__WHAT YOU SHOULD DO__: Work out the number of lines with the word "label" in the material below, then reply with that number only.

(Collected data entries)
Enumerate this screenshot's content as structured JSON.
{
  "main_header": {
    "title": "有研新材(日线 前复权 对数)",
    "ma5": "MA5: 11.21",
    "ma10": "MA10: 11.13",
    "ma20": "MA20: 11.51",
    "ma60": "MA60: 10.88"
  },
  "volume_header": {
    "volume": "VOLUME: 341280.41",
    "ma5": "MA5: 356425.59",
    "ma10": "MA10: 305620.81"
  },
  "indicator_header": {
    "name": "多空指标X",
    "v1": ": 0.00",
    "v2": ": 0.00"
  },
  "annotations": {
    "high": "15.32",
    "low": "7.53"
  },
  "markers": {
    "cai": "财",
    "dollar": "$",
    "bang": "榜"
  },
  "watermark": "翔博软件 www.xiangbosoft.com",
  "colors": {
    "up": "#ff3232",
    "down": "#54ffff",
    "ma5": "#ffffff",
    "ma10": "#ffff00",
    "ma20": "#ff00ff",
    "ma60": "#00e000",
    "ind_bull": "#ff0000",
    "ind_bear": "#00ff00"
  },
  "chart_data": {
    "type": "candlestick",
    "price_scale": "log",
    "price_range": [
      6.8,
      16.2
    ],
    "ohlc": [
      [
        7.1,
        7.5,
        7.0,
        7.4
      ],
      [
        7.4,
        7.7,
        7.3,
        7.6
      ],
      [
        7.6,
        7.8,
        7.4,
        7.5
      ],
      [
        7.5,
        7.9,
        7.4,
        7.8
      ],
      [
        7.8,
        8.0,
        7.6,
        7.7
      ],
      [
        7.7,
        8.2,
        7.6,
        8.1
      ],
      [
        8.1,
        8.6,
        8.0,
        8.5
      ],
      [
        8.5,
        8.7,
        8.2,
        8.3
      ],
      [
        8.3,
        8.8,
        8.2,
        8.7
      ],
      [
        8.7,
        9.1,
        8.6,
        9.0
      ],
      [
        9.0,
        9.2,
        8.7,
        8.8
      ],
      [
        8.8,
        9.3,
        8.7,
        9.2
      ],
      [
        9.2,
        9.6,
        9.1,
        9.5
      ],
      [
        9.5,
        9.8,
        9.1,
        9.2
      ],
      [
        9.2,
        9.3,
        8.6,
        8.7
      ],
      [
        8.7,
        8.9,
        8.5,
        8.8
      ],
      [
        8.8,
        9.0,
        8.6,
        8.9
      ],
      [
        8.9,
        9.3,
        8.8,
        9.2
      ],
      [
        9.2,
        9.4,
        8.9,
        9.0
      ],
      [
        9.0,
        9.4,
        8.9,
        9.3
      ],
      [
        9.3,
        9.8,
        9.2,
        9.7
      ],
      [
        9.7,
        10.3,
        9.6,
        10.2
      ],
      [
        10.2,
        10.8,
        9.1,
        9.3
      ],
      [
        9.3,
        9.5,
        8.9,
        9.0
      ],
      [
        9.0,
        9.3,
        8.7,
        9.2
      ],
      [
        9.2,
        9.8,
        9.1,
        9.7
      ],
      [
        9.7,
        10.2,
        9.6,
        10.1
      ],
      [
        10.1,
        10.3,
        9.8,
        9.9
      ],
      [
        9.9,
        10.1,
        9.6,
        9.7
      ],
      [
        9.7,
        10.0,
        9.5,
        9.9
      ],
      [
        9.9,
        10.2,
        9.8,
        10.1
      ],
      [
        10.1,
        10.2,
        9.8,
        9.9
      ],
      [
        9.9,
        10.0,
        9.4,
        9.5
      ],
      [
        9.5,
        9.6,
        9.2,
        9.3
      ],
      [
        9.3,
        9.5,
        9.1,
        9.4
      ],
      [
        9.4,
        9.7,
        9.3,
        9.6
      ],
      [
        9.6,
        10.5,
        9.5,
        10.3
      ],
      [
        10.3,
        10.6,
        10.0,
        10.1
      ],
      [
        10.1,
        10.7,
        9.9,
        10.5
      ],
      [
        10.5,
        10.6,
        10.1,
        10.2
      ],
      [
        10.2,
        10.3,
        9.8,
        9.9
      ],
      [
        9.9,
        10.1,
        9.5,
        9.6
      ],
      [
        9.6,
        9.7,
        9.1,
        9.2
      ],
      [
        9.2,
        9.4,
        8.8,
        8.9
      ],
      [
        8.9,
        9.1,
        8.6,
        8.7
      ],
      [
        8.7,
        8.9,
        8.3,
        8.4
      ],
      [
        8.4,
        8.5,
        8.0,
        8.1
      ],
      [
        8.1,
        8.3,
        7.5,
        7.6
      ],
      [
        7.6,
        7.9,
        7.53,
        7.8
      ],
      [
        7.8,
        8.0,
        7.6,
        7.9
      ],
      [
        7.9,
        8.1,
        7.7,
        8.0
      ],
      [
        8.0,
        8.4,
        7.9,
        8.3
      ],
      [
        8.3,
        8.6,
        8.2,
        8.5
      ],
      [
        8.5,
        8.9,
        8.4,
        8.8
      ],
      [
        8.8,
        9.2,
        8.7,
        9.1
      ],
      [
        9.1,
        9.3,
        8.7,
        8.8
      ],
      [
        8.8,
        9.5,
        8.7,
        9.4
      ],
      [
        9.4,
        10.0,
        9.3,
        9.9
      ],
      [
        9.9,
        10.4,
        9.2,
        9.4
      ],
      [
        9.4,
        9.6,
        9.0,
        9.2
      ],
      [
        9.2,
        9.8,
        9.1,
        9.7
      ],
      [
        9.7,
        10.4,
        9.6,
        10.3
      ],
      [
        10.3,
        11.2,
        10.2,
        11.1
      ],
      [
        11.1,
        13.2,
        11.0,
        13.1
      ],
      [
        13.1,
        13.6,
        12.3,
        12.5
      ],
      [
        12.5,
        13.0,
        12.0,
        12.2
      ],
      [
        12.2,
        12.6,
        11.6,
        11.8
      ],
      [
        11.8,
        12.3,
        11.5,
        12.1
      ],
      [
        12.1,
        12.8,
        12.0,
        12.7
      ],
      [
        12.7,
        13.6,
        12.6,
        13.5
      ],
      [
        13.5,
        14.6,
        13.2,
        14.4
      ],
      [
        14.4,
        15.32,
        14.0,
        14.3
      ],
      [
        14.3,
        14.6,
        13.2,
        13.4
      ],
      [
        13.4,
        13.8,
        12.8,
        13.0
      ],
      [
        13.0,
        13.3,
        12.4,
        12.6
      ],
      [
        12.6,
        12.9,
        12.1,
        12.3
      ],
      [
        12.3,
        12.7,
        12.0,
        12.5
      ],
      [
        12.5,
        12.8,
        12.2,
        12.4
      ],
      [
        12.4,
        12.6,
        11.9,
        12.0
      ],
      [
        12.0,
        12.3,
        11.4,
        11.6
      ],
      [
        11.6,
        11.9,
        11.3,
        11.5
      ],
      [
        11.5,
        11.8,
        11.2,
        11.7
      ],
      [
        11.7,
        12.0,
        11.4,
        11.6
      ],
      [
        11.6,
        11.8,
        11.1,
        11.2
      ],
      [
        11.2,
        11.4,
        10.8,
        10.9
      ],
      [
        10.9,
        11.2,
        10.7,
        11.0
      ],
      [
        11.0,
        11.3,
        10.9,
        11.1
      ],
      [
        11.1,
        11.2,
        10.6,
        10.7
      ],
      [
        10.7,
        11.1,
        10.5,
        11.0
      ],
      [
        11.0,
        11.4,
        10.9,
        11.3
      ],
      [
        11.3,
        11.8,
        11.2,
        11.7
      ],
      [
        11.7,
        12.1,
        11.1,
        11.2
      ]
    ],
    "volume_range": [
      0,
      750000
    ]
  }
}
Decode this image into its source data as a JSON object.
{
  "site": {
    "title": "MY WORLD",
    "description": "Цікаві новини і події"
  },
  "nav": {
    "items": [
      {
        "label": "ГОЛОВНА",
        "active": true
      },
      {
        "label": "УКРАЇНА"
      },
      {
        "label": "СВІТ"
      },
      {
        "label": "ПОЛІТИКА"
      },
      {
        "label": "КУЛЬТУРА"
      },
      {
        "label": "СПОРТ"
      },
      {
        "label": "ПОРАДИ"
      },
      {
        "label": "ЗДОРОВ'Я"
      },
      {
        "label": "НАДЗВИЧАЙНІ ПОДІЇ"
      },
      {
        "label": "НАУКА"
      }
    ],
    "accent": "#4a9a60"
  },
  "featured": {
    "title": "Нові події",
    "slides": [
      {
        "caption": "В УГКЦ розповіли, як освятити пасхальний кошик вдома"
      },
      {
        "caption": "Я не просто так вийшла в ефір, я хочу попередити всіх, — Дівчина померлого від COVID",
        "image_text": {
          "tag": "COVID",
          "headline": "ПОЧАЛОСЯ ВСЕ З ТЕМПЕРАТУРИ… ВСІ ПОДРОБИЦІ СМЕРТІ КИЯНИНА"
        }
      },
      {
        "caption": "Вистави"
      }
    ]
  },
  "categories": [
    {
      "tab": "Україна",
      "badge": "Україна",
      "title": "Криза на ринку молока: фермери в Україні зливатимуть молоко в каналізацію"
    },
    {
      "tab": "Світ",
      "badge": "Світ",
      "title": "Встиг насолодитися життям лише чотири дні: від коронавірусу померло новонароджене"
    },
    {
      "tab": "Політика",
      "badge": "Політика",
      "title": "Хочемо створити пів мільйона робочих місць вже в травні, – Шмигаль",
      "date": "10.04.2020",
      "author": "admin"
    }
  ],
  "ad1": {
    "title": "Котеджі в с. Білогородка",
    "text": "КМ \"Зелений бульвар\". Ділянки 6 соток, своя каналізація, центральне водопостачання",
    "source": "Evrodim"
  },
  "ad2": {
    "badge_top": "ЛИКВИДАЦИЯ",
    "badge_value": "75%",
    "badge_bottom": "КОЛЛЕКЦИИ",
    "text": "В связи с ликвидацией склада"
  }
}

__PROBLEM SOLUTION__: 10